==== EXTRACTED RECORDS ====
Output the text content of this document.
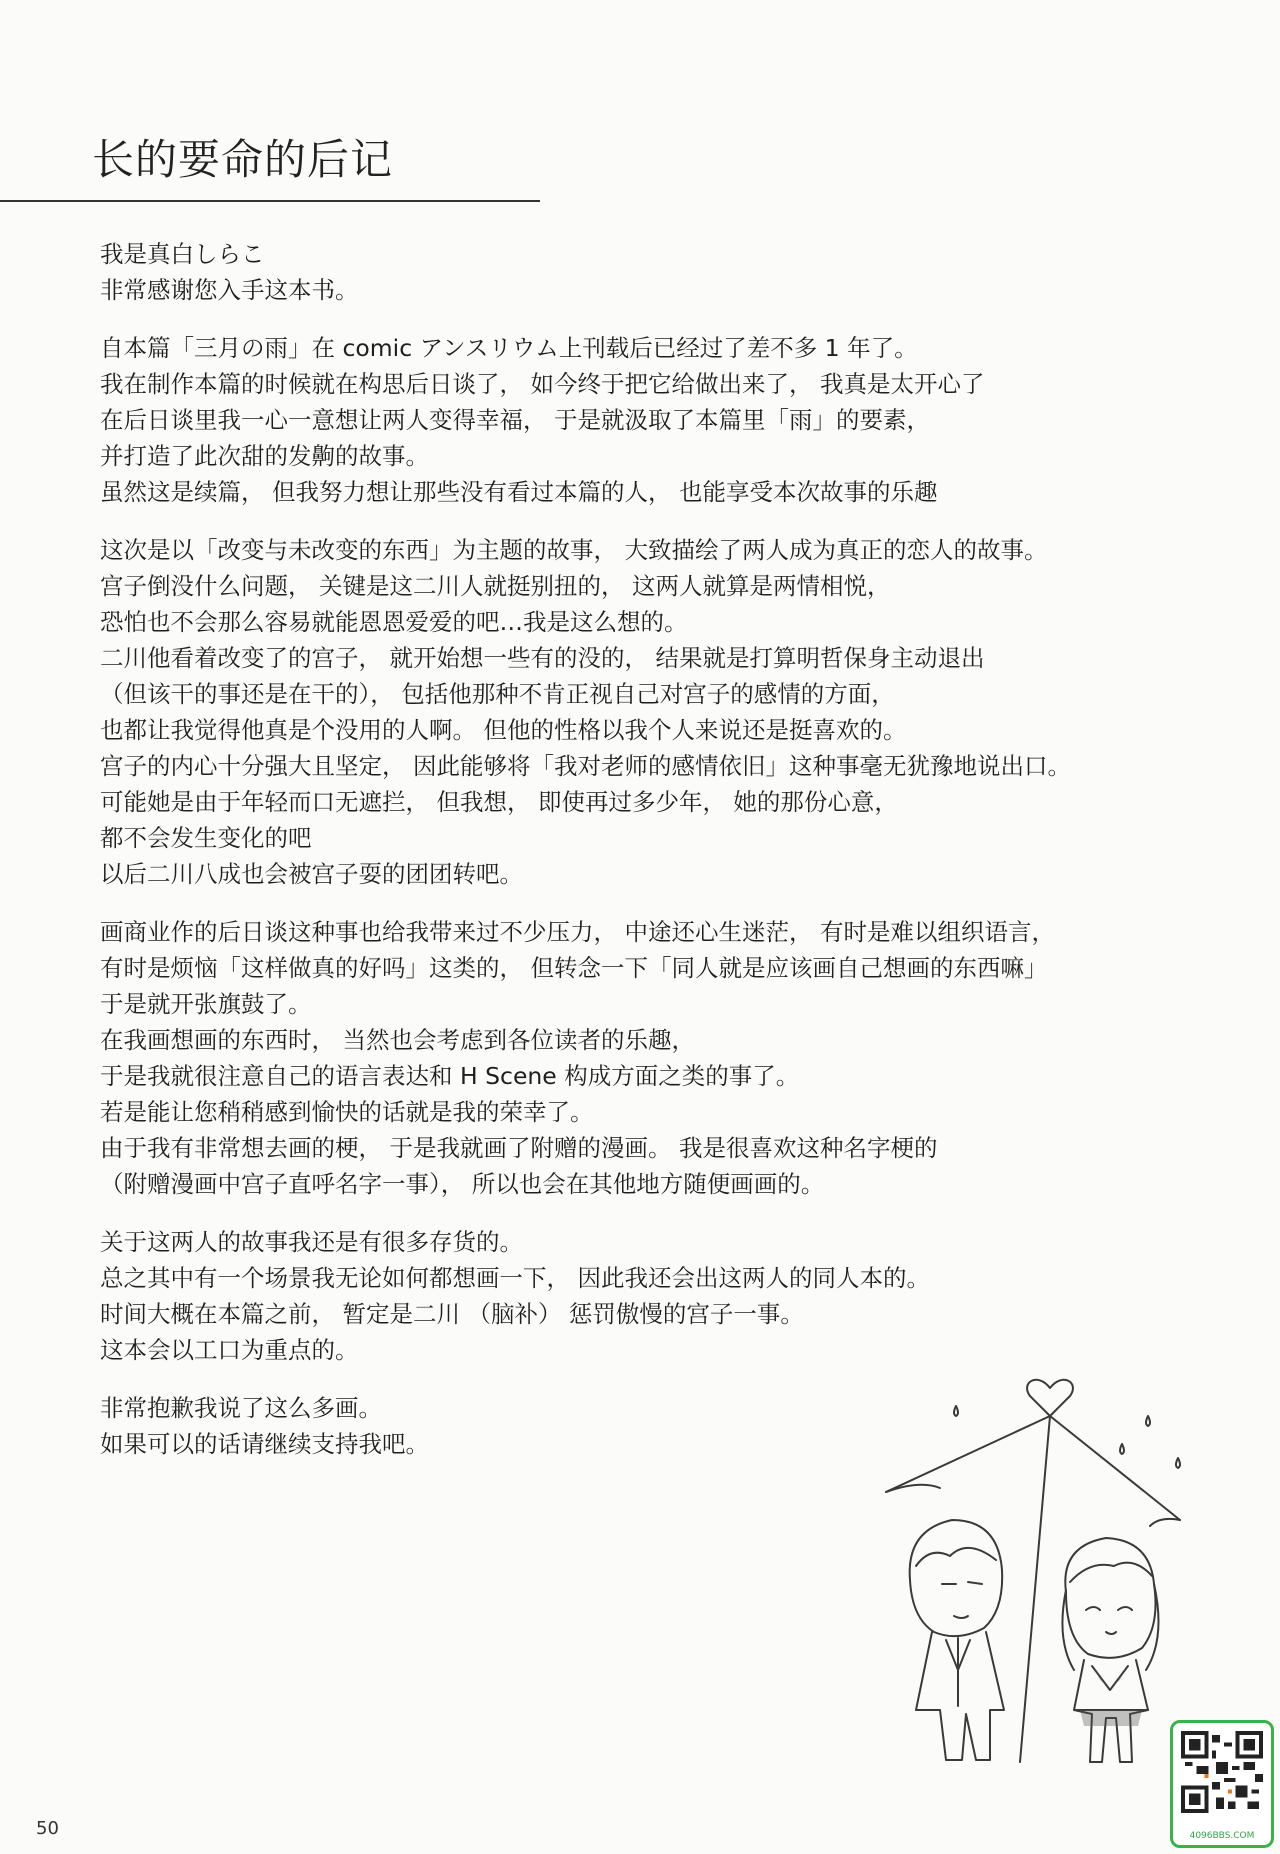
长的要命的后记
我是真白しらこ
非常感谢您入手这本书。
自本篇「三月の雨」在 comic アンスリウム上刊载后已经过了差不多 1 年了。
我在制作本篇的时候就在构思后日谈了， 如今终于把它给做出来了， 我真是太开心了
在后日谈里我一心一意想让两人变得幸福， 于是就汲取了本篇里「雨」的要素，
并打造了此次甜的发齁的故事。
虽然这是续篇， 但我努力想让那些没有看过本篇的人， 也能享受本次故事的乐趣
这次是以「改变与未改变的东西」为主题的故事， 大致描绘了两人成为真正的恋人的故事。
宫子倒没什么问题， 关键是这二川人就挺别扭的， 这两人就算是两情相悦，
恐怕也不会那么容易就能恩恩爱爱的吧…我是这么想的。
二川他看着改变了的宫子， 就开始想一些有的没的， 结果就是打算明哲保身主动退出
（但该干的事还是在干的）， 包括他那种不肯正视自己对宫子的感情的方面，
也都让我觉得他真是个没用的人啊。 但他的性格以我个人来说还是挺喜欢的。
宫子的内心十分强大且坚定， 因此能够将「我对老师的感情依旧」这种事毫无犹豫地说出口。
可能她是由于年轻而口无遮拦， 但我想， 即使再过多少年， 她的那份心意，
都不会发生变化的吧
以后二川八成也会被宫子耍的团团转吧。
画商业作的后日谈这种事也给我带来过不少压力， 中途还心生迷茫， 有时是难以组织语言，
有时是烦恼「这样做真的好吗」这类的， 但转念一下「同人就是应该画自己想画的东西嘛」
于是就开张旗鼓了。
在我画想画的东西时， 当然也会考虑到各位读者的乐趣，
于是我就很注意自己的语言表达和 H Scene 构成方面之类的事了。
若是能让您稍稍感到愉快的话就是我的荣幸了。
由于我有非常想去画的梗， 于是我就画了附赠的漫画。 我是很喜欢这种名字梗的
（附赠漫画中宫子直呼名字一事）， 所以也会在其他地方随便画画的。
关于这两人的故事我还是有很多存货的。
总之其中有一个场景我无论如何都想画一下， 因此我还会出这两人的同人本的。
时间大概在本篇之前， 暂定是二川 （脑补） 惩罚傲慢的宫子一事。
这本会以工口为重点的。
非常抱歉我说了这么多画。
如果可以的话请继续支持我吧。
50	4096BBS.COM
====
AIM » Reproduce each line exactly as it appears, omitting the pictures.

RIGHT ANSWER »
Output the text content of this document.
长的要命的后记
我是真白しらこ
非常感谢您入手这本书。
自本篇「三月の雨」在 comic アンスリウム上刊载后已经过了差不多 1 年了。
我在制作本篇的时候就在构思后日谈了， 如今终于把它给做出来了， 我真是太开心了
在后日谈里我一心一意想让两人变得幸福， 于是就汲取了本篇里「雨」的要素，
并打造了此次甜的发齁的故事。
虽然这是续篇， 但我努力想让那些没有看过本篇的人， 也能享受本次故事的乐趣
这次是以「改变与未改变的东西」为主题的故事， 大致描绘了两人成为真正的恋人的故事。
宫子倒没什么问题， 关键是这二川人就挺别扭的， 这两人就算是两情相悦，
恐怕也不会那么容易就能恩恩爱爱的吧…我是这么想的。
二川他看着改变了的宫子， 就开始想一些有的没的， 结果就是打算明哲保身主动退出
（但该干的事还是在干的）， 包括他那种不肯正视自己对宫子的感情的方面，
也都让我觉得他真是个没用的人啊。 但他的性格以我个人来说还是挺喜欢的。
宫子的内心十分强大且坚定， 因此能够将「我对老师的感情依旧」这种事毫无犹豫地说出口。
可能她是由于年轻而口无遮拦， 但我想， 即使再过多少年， 她的那份心意，
都不会发生变化的吧
以后二川八成也会被宫子耍的团团转吧。
画商业作的后日谈这种事也给我带来过不少压力， 中途还心生迷茫， 有时是难以组织语言，
有时是烦恼「这样做真的好吗」这类的， 但转念一下「同人就是应该画自己想画的东西嘛」
于是就开张旗鼓了。
在我画想画的东西时， 当然也会考虑到各位读者的乐趣，
于是我就很注意自己的语言表达和 H Scene 构成方面之类的事了。
若是能让您稍稍感到愉快的话就是我的荣幸了。
由于我有非常想去画的梗， 于是我就画了附赠的漫画。 我是很喜欢这种名字梗的
（附赠漫画中宫子直呼名字一事）， 所以也会在其他地方随便画画的。
关于这两人的故事我还是有很多存货的。
总之其中有一个场景我无论如何都想画一下， 因此我还会出这两人的同人本的。
时间大概在本篇之前， 暂定是二川 （脑补） 惩罚傲慢的宫子一事。
这本会以工口为重点的。
非常抱歉我说了这么多画。
如果可以的话请继续支持我吧。
50	4096BBS.COM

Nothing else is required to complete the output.